**WORK TO BE COMPLETED**
In the material below, the lines containing the word "informasi" are required; copy each of them.

....

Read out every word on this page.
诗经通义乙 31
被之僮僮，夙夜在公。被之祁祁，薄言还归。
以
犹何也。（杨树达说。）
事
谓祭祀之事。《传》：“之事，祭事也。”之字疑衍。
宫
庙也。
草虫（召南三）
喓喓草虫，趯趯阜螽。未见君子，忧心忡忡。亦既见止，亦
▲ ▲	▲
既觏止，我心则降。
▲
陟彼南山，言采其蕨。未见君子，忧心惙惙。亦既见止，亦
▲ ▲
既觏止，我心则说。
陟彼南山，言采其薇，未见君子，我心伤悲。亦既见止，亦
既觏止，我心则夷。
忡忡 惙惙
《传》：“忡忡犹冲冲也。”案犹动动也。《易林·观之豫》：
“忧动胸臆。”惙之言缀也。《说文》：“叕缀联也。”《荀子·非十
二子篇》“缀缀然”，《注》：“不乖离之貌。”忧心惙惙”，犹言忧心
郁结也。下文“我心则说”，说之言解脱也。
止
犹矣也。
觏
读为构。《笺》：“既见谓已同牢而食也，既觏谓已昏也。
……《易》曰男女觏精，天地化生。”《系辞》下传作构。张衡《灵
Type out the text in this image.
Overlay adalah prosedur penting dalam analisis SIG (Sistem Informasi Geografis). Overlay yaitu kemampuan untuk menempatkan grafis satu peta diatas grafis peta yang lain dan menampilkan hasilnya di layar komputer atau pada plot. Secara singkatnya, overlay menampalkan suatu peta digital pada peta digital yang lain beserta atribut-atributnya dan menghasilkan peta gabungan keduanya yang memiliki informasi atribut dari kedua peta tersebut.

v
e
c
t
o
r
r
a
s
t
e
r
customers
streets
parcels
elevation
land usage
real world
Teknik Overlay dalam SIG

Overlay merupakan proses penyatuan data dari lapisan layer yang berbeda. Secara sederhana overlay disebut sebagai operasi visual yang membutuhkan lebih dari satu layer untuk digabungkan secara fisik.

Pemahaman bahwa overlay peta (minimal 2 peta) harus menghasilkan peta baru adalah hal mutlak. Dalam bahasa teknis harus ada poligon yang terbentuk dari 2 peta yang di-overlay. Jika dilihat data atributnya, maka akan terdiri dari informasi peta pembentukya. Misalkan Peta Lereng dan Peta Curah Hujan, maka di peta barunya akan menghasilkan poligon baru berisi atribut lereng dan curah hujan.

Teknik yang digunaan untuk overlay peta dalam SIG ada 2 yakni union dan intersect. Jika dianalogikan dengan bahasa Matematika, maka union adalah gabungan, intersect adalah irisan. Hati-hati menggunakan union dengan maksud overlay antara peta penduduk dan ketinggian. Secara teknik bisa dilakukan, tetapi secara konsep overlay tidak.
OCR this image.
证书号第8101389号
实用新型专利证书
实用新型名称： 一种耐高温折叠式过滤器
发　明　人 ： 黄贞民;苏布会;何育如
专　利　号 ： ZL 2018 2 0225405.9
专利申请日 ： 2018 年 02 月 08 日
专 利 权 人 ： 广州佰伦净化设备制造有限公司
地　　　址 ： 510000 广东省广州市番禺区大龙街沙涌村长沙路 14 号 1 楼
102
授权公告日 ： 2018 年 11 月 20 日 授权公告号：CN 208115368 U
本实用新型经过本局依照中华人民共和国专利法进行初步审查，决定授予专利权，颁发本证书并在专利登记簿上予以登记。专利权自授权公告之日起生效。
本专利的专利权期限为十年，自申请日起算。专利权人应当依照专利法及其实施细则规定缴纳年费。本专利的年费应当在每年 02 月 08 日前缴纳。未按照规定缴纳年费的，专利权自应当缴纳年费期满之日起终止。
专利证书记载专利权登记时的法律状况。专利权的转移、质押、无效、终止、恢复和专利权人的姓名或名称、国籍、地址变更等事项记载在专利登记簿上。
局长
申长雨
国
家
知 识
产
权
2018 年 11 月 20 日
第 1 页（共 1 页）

....

**FINAL ANSWER**
Overlay adalah prosedur penting dalam analisis SIG (Sistem Informasi Geografis). Overlay yaitu kemampuan untuk menempatkan grafis satu peta diatas grafis peta yang lain dan menampilkan hasilnya di layar komputer atau pada plot. Secara singkatnya, overlay menampalkan suatu peta digital pada peta digital yang lain beserta atribut-atributnya dan menghasilkan peta gabungan keduanya yang memiliki informasi atribut dari kedua peta tersebut.
Pemahaman bahwa overlay peta (minimal 2 peta) harus menghasilkan peta baru adalah hal mutlak. Dalam bahasa teknis harus ada poligon yang terbentuk dari 2 peta yang di-overlay. Jika dilihat data atributnya, maka akan terdiri dari informasi peta pembentukya. Misalkan Peta Lereng dan Peta Curah Hujan, maka di peta barunya akan menghasilkan poligon baru berisi atribut lereng dan curah hujan.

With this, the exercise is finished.